■ **About this exercise**
Copy out every line in the entries below that includes "Brake".

=== Section Start ===

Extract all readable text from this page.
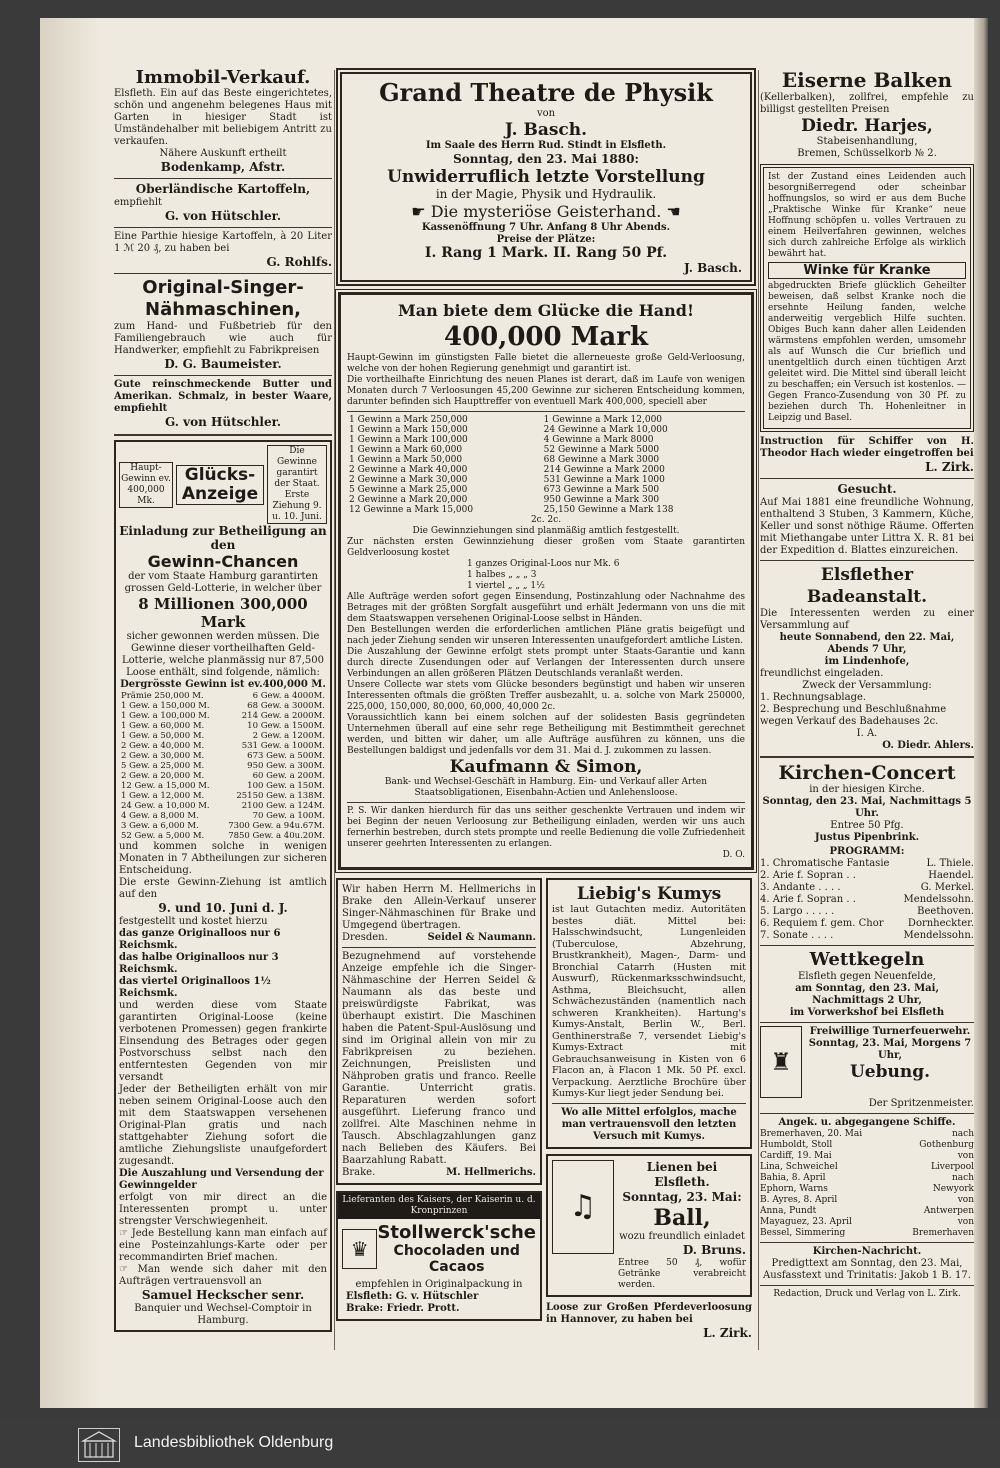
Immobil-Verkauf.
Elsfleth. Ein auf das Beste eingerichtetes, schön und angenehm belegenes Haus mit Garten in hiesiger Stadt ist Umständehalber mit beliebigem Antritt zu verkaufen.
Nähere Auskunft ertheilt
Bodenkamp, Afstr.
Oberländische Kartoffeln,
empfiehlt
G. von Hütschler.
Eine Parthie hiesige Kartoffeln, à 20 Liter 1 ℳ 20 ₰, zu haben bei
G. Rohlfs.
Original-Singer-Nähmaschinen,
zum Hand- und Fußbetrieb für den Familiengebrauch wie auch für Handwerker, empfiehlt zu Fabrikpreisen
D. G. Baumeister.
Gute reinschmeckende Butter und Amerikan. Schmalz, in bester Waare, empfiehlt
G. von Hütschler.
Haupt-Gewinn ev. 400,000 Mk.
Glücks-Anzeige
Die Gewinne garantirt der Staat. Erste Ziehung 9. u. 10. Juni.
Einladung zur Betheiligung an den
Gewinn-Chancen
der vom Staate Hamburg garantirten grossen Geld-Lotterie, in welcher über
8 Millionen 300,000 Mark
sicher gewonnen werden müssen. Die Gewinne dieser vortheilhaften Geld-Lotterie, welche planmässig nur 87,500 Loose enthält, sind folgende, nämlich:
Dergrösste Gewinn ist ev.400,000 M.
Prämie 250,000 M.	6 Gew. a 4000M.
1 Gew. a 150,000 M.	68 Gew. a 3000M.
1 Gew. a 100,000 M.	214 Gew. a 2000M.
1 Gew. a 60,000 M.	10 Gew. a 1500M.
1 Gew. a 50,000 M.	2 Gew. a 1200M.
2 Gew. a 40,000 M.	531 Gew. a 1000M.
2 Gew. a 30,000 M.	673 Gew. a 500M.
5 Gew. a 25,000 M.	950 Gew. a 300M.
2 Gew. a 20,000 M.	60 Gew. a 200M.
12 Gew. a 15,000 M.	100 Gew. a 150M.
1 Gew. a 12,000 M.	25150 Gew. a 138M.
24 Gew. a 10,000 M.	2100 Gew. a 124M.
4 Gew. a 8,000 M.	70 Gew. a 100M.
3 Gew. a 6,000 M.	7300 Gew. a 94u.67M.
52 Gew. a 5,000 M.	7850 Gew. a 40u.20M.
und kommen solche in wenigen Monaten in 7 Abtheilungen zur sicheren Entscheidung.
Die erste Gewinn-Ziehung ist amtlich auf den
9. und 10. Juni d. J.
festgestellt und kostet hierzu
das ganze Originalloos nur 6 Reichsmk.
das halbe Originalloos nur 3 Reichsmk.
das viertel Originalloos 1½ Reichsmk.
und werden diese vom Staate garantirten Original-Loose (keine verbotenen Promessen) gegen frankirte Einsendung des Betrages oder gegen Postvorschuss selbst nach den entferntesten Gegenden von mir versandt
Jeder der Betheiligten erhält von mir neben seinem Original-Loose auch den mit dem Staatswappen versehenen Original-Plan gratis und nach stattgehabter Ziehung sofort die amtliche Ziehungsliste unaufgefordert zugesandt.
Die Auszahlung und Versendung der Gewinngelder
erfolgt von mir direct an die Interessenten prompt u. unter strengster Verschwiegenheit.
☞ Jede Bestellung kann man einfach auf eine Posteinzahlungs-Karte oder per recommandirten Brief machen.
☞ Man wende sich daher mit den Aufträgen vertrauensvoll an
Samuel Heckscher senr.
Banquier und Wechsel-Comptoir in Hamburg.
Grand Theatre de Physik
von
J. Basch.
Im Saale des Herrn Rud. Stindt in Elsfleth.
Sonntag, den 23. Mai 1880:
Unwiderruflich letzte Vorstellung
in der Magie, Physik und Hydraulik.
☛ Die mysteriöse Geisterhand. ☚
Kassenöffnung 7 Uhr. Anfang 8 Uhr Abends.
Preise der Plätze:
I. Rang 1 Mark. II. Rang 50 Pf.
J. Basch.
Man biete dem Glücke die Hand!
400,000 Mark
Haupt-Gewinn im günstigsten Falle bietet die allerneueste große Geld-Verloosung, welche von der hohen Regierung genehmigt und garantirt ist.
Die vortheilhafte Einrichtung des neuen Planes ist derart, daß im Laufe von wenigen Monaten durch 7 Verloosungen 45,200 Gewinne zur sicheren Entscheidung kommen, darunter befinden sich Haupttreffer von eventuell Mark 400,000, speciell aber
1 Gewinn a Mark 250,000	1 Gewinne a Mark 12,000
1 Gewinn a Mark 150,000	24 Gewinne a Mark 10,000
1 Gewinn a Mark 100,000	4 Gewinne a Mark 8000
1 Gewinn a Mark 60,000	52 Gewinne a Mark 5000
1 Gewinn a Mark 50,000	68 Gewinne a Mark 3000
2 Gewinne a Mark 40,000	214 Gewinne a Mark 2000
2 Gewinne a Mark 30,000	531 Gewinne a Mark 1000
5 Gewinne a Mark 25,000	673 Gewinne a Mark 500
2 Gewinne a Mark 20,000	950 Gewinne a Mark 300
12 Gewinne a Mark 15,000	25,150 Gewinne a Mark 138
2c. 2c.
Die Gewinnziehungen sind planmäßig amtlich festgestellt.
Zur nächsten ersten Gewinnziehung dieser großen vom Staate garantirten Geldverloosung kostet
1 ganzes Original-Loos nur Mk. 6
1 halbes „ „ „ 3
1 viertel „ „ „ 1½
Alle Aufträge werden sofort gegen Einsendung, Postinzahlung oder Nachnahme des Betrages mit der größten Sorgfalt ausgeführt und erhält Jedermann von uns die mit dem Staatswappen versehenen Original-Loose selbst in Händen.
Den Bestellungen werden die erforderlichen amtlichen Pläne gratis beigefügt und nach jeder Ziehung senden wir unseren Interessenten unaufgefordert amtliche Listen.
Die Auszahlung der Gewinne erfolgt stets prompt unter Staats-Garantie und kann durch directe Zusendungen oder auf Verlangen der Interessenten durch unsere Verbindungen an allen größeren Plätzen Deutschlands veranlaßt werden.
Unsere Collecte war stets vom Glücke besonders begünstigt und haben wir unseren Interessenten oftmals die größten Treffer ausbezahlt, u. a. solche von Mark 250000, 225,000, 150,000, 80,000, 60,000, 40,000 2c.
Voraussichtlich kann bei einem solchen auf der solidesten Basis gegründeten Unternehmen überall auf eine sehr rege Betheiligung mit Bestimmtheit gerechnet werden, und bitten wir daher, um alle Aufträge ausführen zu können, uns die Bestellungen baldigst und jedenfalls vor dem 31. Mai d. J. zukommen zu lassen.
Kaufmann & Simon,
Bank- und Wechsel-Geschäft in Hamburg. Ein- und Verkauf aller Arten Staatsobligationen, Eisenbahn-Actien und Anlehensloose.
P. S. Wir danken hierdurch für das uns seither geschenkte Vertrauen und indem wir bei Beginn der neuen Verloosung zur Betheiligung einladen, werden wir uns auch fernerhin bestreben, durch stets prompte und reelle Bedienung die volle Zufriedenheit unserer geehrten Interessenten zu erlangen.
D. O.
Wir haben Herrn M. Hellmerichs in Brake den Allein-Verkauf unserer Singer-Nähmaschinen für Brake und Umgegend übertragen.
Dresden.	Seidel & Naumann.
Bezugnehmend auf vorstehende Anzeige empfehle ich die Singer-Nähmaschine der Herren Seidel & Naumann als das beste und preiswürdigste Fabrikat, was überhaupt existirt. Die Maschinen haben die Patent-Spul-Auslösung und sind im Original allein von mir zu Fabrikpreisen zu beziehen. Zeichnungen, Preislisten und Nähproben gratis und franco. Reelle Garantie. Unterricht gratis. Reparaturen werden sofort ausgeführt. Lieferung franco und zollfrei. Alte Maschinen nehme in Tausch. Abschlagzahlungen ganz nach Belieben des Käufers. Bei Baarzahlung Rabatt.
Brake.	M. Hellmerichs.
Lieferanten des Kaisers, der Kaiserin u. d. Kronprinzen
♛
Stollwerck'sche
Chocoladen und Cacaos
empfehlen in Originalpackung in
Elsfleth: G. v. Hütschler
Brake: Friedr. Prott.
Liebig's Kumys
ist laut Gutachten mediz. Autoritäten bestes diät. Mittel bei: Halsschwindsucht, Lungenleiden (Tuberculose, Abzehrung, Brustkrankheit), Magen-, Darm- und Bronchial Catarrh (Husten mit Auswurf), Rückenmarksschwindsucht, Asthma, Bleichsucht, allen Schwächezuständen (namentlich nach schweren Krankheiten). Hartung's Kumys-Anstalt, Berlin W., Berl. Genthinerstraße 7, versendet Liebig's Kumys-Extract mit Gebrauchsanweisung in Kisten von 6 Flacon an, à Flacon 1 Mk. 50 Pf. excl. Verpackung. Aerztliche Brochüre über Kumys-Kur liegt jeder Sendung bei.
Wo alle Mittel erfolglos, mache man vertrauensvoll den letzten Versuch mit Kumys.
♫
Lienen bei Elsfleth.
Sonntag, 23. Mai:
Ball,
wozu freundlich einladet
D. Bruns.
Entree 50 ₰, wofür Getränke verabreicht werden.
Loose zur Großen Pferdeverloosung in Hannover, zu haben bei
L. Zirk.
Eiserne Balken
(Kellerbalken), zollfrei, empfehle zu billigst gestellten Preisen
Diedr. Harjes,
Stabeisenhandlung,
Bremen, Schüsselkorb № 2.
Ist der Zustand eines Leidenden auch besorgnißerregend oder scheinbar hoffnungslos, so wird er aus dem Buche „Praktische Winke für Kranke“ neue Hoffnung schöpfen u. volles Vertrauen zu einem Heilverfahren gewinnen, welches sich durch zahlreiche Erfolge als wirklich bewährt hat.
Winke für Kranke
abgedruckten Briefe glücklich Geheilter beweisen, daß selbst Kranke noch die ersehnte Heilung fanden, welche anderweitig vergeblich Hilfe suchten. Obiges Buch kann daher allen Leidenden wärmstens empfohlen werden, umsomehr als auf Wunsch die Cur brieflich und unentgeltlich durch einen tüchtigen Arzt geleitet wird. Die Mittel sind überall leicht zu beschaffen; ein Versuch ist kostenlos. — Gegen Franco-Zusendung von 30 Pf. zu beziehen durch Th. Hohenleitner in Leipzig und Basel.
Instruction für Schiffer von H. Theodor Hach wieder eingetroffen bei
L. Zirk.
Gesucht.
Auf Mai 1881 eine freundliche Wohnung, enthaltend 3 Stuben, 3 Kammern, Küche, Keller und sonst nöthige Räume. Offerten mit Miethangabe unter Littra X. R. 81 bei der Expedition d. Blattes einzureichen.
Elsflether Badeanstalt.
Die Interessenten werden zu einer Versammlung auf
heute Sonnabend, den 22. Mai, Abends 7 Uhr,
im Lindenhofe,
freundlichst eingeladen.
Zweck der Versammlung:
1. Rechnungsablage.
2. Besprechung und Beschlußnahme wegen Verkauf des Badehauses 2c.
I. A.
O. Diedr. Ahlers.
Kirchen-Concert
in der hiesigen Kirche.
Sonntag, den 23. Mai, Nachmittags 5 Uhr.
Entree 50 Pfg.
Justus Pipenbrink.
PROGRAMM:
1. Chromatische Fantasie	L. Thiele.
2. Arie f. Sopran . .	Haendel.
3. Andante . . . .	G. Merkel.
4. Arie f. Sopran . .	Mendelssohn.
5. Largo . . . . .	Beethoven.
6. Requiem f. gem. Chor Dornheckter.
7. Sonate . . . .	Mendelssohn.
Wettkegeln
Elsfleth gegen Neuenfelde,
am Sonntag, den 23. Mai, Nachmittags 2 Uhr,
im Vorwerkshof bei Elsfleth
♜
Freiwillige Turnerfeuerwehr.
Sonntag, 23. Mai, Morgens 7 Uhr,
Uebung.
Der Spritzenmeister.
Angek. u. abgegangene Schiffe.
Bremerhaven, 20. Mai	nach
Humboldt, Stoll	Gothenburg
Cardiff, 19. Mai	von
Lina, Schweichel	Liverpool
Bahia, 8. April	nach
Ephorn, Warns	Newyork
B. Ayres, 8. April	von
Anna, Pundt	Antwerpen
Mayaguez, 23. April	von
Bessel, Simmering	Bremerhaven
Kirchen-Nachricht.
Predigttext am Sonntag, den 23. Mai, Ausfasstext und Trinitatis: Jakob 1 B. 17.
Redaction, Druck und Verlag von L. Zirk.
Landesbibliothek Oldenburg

=== Section End ===

■ **Solution to the exercise**
Wir haben Herrn M. Hellmerichs in Brake den Allein-Verkauf unserer Singer-Nähmaschinen für Brake und Umgegend übertragen.
Brake.	M. Hellmerichs.
Brake: Friedr. Prott.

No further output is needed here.